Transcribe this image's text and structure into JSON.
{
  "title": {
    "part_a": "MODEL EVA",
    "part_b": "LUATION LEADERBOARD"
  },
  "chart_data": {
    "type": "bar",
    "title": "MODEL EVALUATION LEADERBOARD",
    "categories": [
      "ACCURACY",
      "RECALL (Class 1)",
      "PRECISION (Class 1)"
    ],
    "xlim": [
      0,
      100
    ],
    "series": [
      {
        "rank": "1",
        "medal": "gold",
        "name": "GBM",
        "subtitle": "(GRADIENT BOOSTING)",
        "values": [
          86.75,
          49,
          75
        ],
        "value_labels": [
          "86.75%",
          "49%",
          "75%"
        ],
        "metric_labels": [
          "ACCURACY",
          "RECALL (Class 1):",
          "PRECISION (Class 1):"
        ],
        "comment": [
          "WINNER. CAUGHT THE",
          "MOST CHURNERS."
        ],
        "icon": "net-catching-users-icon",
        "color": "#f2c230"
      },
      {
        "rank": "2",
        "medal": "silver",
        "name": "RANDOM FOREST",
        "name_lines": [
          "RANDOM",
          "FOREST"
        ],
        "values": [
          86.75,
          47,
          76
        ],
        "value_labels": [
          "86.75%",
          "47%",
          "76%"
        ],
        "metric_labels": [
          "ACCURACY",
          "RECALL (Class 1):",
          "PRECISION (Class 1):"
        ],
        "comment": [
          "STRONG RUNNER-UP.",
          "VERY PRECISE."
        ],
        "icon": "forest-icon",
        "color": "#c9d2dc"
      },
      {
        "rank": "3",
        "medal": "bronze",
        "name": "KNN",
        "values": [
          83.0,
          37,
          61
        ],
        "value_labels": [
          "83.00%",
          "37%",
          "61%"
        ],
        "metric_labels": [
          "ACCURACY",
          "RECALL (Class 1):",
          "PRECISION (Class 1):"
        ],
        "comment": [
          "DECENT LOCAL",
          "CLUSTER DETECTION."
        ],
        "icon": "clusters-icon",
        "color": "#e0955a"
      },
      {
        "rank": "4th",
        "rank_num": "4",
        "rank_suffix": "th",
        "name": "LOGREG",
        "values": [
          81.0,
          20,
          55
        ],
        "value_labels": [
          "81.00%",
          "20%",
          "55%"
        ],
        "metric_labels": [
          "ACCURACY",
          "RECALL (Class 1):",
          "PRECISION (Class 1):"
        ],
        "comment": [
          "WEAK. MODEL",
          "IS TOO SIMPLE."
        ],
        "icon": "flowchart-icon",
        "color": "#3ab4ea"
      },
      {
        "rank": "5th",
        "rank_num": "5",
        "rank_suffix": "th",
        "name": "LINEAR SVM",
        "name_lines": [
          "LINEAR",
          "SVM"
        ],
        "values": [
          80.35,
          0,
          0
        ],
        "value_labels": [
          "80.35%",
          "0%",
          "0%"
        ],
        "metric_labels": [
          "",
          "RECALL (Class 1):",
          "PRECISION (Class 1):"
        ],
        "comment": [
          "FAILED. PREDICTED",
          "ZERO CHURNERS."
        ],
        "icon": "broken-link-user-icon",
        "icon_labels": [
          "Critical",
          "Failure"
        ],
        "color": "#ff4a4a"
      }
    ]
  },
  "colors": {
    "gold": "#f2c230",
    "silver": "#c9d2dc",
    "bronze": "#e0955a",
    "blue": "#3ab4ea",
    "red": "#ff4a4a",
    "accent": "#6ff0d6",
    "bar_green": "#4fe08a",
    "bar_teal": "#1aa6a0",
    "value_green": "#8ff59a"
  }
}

> **Given problem**
Tally up the lines in the records that contain the word "medal" and give only the total.

> **Right answer**
3